__AIM__:
All entries must be extracted exactly, with nothing added or dropped.
>>
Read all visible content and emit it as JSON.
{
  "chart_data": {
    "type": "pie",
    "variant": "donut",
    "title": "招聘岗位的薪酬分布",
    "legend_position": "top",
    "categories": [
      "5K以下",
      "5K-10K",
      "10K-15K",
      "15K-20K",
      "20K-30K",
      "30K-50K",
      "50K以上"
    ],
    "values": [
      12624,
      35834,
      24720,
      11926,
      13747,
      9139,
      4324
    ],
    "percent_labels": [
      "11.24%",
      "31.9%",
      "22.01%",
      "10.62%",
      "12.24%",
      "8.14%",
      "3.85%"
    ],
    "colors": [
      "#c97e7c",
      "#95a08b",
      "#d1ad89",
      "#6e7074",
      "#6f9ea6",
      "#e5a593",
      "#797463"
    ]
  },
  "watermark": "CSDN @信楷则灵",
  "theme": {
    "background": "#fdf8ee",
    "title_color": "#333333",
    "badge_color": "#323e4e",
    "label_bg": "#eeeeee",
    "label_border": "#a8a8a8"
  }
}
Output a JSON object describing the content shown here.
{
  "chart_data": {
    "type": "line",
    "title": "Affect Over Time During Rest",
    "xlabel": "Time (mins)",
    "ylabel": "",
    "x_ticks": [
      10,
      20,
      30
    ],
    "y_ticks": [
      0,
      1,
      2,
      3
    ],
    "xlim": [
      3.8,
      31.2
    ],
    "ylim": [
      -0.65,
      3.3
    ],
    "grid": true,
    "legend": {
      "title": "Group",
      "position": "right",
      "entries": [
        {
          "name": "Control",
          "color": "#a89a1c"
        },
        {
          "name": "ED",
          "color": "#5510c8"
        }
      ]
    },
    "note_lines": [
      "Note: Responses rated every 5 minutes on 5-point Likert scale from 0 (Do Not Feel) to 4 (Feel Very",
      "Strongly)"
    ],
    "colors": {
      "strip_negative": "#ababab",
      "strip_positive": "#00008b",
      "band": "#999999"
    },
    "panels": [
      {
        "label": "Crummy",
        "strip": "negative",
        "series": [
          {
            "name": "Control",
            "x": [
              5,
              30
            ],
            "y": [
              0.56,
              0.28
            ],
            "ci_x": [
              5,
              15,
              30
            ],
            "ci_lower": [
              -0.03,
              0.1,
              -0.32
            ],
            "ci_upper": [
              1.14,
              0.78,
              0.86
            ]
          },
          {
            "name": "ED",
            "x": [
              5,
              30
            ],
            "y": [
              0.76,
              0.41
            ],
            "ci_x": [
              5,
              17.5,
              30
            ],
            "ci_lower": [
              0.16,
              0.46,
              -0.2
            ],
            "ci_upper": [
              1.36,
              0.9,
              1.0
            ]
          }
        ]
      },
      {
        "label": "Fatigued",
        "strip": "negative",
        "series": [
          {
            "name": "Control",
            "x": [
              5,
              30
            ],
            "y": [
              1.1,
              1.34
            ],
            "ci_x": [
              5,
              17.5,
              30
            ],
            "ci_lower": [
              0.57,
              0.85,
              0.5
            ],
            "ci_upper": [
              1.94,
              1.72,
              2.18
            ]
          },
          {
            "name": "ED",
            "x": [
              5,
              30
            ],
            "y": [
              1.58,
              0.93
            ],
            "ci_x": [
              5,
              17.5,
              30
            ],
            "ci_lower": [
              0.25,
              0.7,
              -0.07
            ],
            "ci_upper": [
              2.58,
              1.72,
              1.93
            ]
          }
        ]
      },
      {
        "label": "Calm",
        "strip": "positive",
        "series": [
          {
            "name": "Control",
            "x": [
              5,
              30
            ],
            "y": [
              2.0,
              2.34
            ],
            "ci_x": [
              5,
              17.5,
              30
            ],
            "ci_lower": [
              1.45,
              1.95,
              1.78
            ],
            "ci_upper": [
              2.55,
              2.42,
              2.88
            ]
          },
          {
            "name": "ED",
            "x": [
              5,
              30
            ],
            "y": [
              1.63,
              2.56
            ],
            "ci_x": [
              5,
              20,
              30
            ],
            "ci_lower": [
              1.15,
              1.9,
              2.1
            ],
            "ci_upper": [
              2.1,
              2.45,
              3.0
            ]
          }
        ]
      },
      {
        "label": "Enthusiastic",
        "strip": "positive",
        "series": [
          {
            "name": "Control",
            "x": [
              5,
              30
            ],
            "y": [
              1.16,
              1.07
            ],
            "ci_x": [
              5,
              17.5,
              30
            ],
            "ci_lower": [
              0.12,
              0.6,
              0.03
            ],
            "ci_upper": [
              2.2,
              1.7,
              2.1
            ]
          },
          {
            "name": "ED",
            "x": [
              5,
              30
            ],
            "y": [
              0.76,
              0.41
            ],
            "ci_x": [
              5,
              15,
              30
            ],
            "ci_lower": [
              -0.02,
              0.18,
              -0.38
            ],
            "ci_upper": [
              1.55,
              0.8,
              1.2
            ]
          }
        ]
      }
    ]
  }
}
<<
__TASK SOLUTION__:
Read all visible content and emit it as JSON.
{
  "chart_data": {
    "type": "pie",
    "variant": "donut",
    "title": "招聘岗位的薪酬分布",
    "legend_position": "top",
    "categories": [
      "5K以下",
      "5K-10K",
      "10K-15K",
      "15K-20K",
      "20K-30K",
      "30K-50K",
      "50K以上"
    ],
    "values": [
      12624,
      35834,
      24720,
      11926,
      13747,
      9139,
      4324
    ],
    "percent_labels": [
      "11.24%",
      "31.9%",
      "22.01%",
      "10.62%",
      "12.24%",
      "8.14%",
      "3.85%"
    ],
    "colors": [
      "#c97e7c",
      "#95a08b",
      "#d1ad89",
      "#6e7074",
      "#6f9ea6",
      "#e5a593",
      "#797463"
    ]
  },
  "watermark": "CSDN @信楷则灵",
  "theme": {
    "background": "#fdf8ee",
    "title_color": "#333333",
    "badge_color": "#323e4e",
    "label_bg": "#eeeeee",
    "label_border": "#a8a8a8"
  }
}
Output a JSON object describing the content shown here.
{
  "chart_data": {
    "type": "line",
    "title": "Affect Over Time During Rest",
    "xlabel": "Time (mins)",
    "ylabel": "",
    "x_ticks": [
      10,
      20,
      30
    ],
    "y_ticks": [
      0,
      1,
      2,
      3
    ],
    "xlim": [
      3.8,
      31.2
    ],
    "ylim": [
      -0.65,
      3.3
    ],
    "grid": true,
    "legend": {
      "title": "Group",
      "position": "right",
      "entries": [
        {
          "name": "Control",
          "color": "#a89a1c"
        },
        {
          "name": "ED",
          "color": "#5510c8"
        }
      ]
    },
    "note_lines": [
      "Note: Responses rated every 5 minutes on 5-point Likert scale from 0 (Do Not Feel) to 4 (Feel Very",
      "Strongly)"
    ],
    "colors": {
      "strip_negative": "#ababab",
      "strip_positive": "#00008b",
      "band": "#999999"
    },
    "panels": [
      {
        "label": "Crummy",
        "strip": "negative",
        "series": [
          {
            "name": "Control",
            "x": [
              5,
              30
            ],
            "y": [
              0.56,
              0.28
            ],
            "ci_x": [
              5,
              15,
              30
            ],
            "ci_lower": [
              -0.03,
              0.1,
              -0.32
            ],
            "ci_upper": [
              1.14,
              0.78,
              0.86
            ]
          },
          {
            "name": "ED",
            "x": [
              5,
              30
            ],
            "y": [
              0.76,
              0.41
            ],
            "ci_x": [
              5,
              17.5,
              30
            ],
            "ci_lower": [
              0.16,
              0.46,
              -0.2
            ],
            "ci_upper": [
              1.36,
              0.9,
              1.0
            ]
          }
        ]
      },
      {
        "label": "Fatigued",
        "strip": "negative",
        "series": [
          {
            "name": "Control",
            "x": [
              5,
              30
            ],
            "y": [
              1.1,
              1.34
            ],
            "ci_x": [
              5,
              17.5,
              30
            ],
            "ci_lower": [
              0.57,
              0.85,
              0.5
            ],
            "ci_upper": [
              1.94,
              1.72,
              2.18
            ]
          },
          {
            "name": "ED",
            "x": [
              5,
              30
            ],
            "y": [
              1.58,
              0.93
            ],
            "ci_x": [
              5,
              17.5,
              30
            ],
            "ci_lower": [
              0.25,
              0.7,
              -0.07
            ],
            "ci_upper": [
              2.58,
              1.72,
              1.93
            ]
          }
        ]
      },
      {
        "label": "Calm",
        "strip": "positive",
        "series": [
          {
            "name": "Control",
            "x": [
              5,
              30
            ],
            "y": [
              2.0,
              2.34
            ],
            "ci_x": [
              5,
              17.5,
              30
            ],
            "ci_lower": [
              1.45,
              1.95,
              1.78
            ],
            "ci_upper": [
              2.55,
              2.42,
              2.88
            ]
          },
          {
            "name": "ED",
            "x": [
              5,
              30
            ],
            "y": [
              1.63,
              2.56
            ],
            "ci_x": [
              5,
              20,
              30
            ],
            "ci_lower": [
              1.15,
              1.9,
              2.1
            ],
            "ci_upper": [
              2.1,
              2.45,
              3.0
            ]
          }
        ]
      },
      {
        "label": "Enthusiastic",
        "strip": "positive",
        "series": [
          {
            "name": "Control",
            "x": [
              5,
              30
            ],
            "y": [
              1.16,
              1.07
            ],
            "ci_x": [
              5,
              17.5,
              30
            ],
            "ci_lower": [
              0.12,
              0.6,
              0.03
            ],
            "ci_upper": [
              2.2,
              1.7,
              2.1
            ]
          },
          {
            "name": "ED",
            "x": [
              5,
              30
            ],
            "y": [
              0.76,
              0.41
            ],
            "ci_x": [
              5,
              15,
              30
            ],
            "ci_lower": [
              -0.02,
              0.18,
              -0.38
            ],
            "ci_upper": [
              1.55,
              0.8,
              1.2
            ]
          }
        ]
      }
    ]
  }
}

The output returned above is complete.